**Stated goal**
Check each line of the material. Copy those containing "icon".

#### Given records

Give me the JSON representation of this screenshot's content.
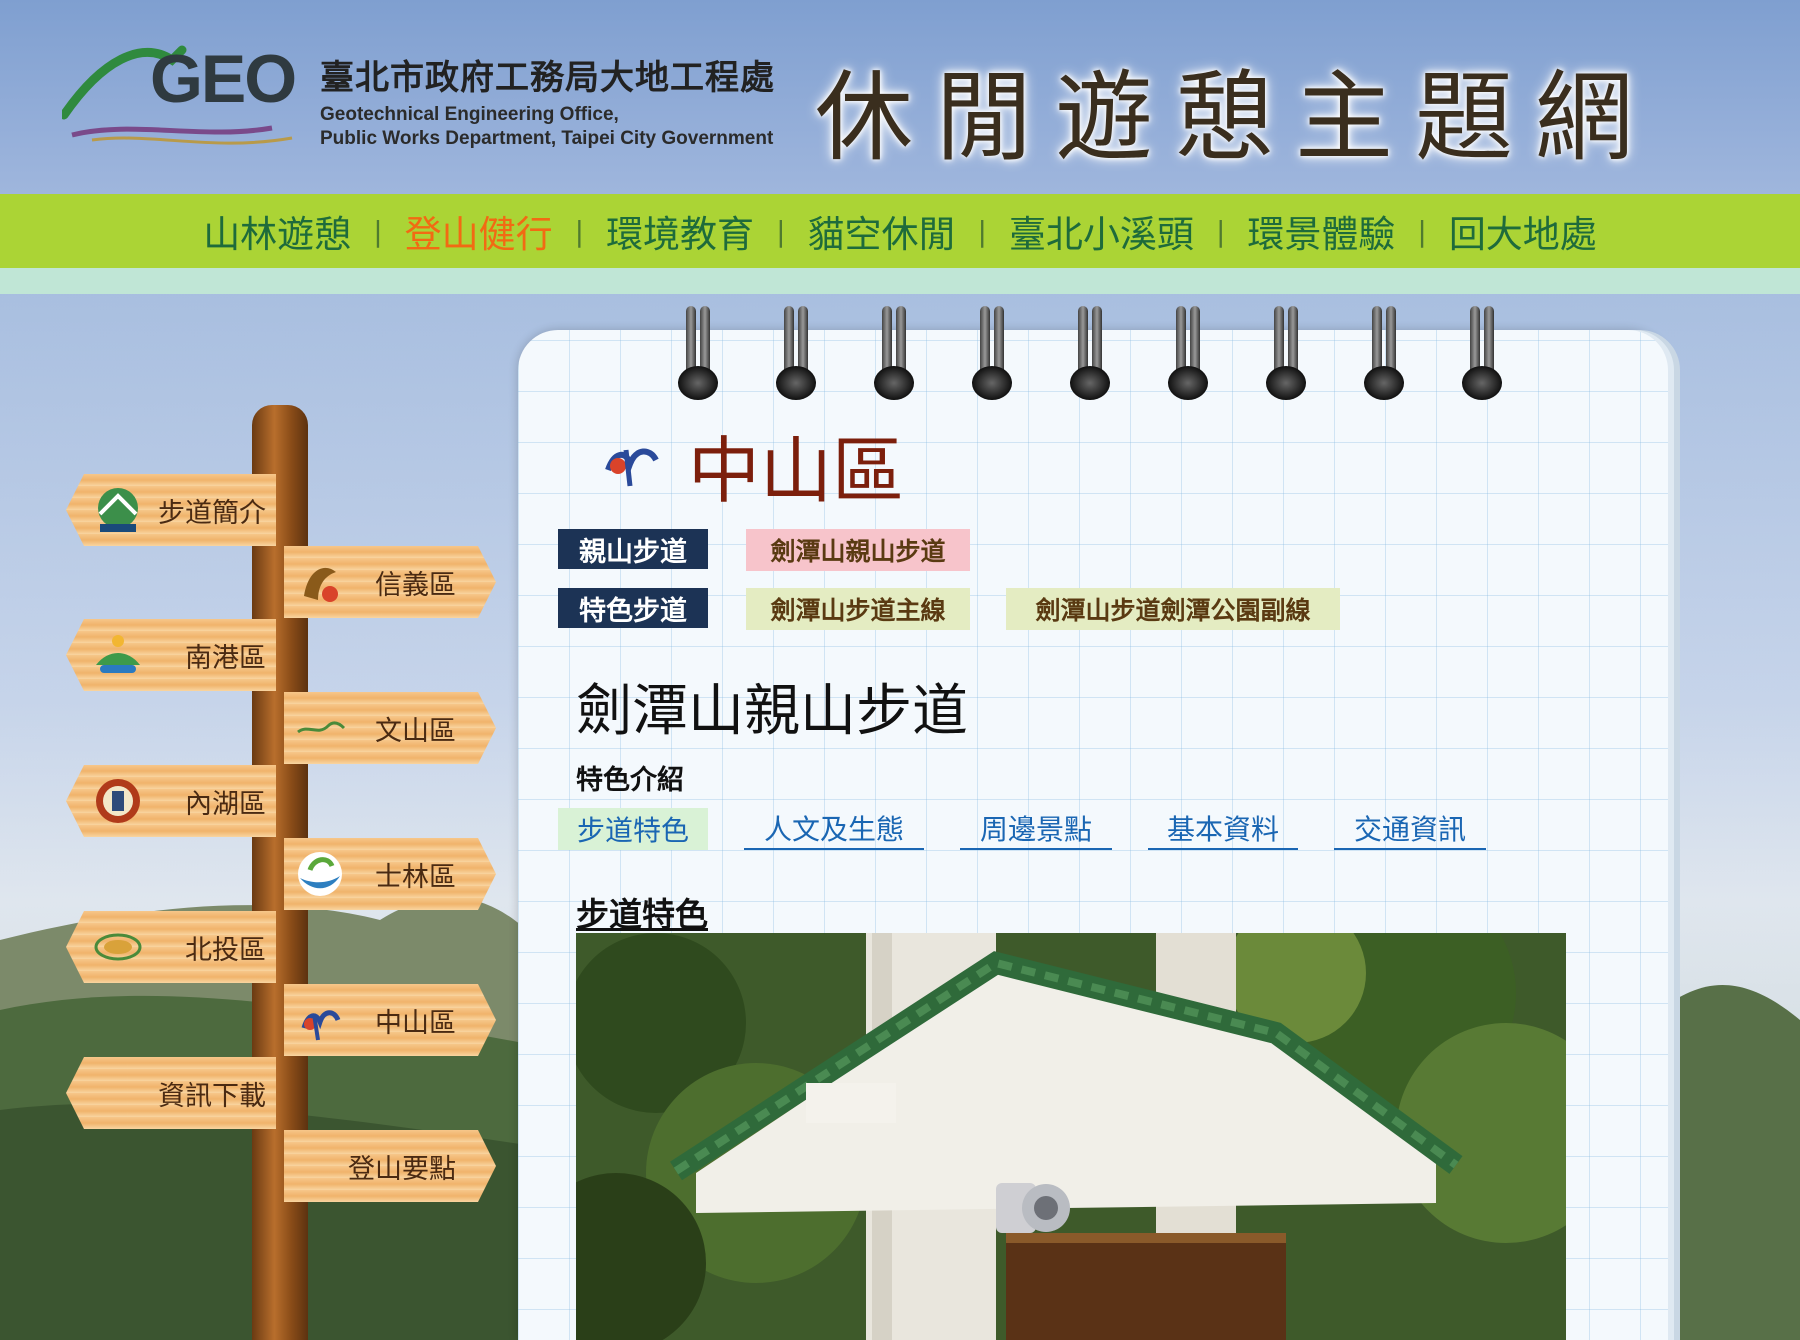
{
  "header": {
    "logo_text": "GEO",
    "org_name_zh": "臺北市政府工務局大地工程處",
    "org_name_en": "Geotechnical Engineering Office,\nPublic Works Department, Taipei City Government",
    "site_title": "休閒遊憩主題網"
  },
  "nav": {
    "items": [
      {
        "label": "山林遊憩",
        "active": false
      },
      {
        "label": "登山健行",
        "active": true
      },
      {
        "label": "環境教育",
        "active": false
      },
      {
        "label": "貓空休閒",
        "active": false
      },
      {
        "label": "臺北小溪頭",
        "active": false
      },
      {
        "label": "環景體驗",
        "active": false
      },
      {
        "label": "回大地處",
        "active": false
      }
    ],
    "separator": "|"
  },
  "signpost": {
    "signs": [
      {
        "label": "步道簡介",
        "icon": "taipei-logo-icon"
      },
      {
        "label": "信義區",
        "icon": "xinyi-logo-icon"
      },
      {
        "label": "南港區",
        "icon": "nangang-logo-icon"
      },
      {
        "label": "文山區",
        "icon": "wenshan-logo-icon"
      },
      {
        "label": "內湖區",
        "icon": "neihu-logo-icon"
      },
      {
        "label": "士林區",
        "icon": "shilin-logo-icon"
      },
      {
        "label": "北投區",
        "icon": "beitou-logo-icon"
      },
      {
        "label": "中山區",
        "icon": "zhongshan-logo-icon"
      },
      {
        "label": "資訊下載",
        "icon": ""
      },
      {
        "label": "登山要點",
        "icon": ""
      }
    ]
  },
  "content": {
    "district_title": "中山區",
    "categories": [
      {
        "label": "親山步道",
        "trails": [
          "劍潭山親山步道"
        ]
      },
      {
        "label": "特色步道",
        "trails": [
          "劍潭山步道主線",
          "劍潭山步道劍潭公園副線"
        ]
      }
    ],
    "trail_name": "劍潭山親山步道",
    "sub_heading": "特色介紹",
    "tabs": [
      {
        "label": "步道特色",
        "active": true
      },
      {
        "label": "人文及生態",
        "active": false
      },
      {
        "label": "周邊景點",
        "active": false
      },
      {
        "label": "基本資料",
        "active": false
      },
      {
        "label": "交通資訊",
        "active": false
      }
    ],
    "section_heading": "步道特色"
  },
  "colors": {
    "nav_bg": "#abd435",
    "nav_text": "#1e6b3b",
    "nav_active": "#f26a13",
    "title_red": "#7c1f0c",
    "label_navy": "#1c3355",
    "link_blue": "#1a66b3"
  }
}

########

**Response**
        "icon": "taipei-logo-icon"
        "icon": "xinyi-logo-icon"
        "icon": "nangang-logo-icon"
        "icon": "wenshan-logo-icon"
        "icon": "neihu-logo-icon"
        "icon": "shilin-logo-icon"
        "icon": "beitou-logo-icon"
        "icon": "zhongshan-logo-icon"
        "icon": ""
        "icon": ""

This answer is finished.